Some records
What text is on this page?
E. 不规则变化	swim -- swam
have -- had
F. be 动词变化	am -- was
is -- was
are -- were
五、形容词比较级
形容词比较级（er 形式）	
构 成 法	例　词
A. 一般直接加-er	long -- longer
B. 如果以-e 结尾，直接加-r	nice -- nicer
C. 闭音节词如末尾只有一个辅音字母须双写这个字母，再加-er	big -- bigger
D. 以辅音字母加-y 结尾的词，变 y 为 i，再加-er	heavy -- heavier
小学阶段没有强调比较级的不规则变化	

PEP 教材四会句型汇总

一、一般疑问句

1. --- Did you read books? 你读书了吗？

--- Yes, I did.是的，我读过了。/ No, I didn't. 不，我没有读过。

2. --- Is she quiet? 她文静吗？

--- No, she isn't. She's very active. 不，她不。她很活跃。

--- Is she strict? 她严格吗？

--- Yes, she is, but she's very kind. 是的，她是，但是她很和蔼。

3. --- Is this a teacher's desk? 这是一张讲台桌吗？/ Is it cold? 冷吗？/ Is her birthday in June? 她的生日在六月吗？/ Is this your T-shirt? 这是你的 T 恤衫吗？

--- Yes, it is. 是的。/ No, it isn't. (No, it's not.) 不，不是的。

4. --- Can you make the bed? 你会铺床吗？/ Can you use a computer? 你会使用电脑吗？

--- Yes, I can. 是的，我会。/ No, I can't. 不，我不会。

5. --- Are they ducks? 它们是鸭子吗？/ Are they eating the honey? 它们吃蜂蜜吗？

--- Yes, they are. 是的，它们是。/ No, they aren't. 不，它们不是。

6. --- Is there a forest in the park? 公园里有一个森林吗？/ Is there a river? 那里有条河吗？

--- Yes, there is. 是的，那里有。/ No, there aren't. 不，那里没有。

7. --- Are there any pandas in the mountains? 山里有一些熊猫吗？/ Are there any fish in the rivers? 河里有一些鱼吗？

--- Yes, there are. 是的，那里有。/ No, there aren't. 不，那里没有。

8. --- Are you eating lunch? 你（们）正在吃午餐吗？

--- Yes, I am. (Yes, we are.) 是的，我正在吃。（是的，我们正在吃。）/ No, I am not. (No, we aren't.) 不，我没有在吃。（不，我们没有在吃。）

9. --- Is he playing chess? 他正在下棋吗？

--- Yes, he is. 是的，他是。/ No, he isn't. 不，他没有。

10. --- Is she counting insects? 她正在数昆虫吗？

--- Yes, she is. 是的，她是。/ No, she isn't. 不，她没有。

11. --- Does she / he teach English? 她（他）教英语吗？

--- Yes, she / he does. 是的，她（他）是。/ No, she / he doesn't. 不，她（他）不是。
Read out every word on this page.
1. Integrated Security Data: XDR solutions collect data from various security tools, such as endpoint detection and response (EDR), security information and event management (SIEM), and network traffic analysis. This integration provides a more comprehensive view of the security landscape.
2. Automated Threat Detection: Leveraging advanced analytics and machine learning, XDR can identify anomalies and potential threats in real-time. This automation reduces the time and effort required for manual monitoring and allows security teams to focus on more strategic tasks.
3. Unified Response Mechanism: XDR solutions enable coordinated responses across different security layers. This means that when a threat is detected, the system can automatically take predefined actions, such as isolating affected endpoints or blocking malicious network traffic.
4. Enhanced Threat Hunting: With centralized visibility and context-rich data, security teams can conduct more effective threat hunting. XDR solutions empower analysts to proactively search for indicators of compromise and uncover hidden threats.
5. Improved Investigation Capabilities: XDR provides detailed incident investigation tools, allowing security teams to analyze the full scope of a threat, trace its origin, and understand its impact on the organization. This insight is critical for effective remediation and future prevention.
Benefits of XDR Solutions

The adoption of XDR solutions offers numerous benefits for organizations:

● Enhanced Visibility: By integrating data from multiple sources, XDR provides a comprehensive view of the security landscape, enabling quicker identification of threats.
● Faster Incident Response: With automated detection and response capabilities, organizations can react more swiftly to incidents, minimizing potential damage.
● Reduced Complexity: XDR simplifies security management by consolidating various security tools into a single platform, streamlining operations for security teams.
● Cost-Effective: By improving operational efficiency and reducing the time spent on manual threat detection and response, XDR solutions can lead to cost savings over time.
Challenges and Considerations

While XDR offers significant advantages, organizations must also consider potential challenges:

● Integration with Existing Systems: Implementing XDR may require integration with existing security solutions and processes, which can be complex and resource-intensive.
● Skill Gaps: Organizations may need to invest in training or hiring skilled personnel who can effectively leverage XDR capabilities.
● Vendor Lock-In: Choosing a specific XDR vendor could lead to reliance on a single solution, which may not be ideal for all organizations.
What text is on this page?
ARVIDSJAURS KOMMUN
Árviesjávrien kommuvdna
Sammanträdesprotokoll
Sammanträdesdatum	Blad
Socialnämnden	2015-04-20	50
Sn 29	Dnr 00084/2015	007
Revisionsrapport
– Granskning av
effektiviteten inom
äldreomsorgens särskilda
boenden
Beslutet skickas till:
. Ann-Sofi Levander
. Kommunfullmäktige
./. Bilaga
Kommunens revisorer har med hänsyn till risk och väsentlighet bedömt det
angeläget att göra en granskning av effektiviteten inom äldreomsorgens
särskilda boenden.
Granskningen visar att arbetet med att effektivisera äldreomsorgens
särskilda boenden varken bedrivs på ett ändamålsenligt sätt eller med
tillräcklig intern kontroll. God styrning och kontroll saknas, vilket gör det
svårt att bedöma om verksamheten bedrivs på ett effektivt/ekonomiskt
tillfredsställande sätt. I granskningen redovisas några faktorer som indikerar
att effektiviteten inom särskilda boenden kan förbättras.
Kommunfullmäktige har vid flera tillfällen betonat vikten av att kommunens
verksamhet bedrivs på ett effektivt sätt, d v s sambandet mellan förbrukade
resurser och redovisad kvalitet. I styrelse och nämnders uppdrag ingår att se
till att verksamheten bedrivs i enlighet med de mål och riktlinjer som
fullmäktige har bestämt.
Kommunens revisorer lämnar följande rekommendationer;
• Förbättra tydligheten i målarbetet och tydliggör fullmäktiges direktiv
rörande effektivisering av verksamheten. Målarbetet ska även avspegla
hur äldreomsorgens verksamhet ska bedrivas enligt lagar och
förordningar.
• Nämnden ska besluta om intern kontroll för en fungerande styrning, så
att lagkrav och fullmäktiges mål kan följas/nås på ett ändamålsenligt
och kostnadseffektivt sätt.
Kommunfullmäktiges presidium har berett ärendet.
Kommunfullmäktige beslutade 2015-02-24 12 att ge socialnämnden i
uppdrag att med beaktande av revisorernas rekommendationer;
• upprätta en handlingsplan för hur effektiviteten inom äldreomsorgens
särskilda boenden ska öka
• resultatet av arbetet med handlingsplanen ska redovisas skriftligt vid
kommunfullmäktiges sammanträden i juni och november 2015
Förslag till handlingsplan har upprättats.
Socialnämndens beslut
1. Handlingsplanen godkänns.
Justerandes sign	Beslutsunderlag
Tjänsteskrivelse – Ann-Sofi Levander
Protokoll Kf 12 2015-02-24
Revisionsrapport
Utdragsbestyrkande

*Problem to work on*. Pull out the lines above in which the word "Enhanced" appears.

*Output of the task*.
4. Enhanced Threat Hunting: With centralized visibility and context-rich data, security teams can conduct more effective threat hunting. XDR solutions empower analysts to proactively search for indicators of compromise and uncover hidden threats.
● Enhanced Visibility: By integrating data from multiple sources, XDR provides a comprehensive view of the security landscape, enabling quicker identification of threats.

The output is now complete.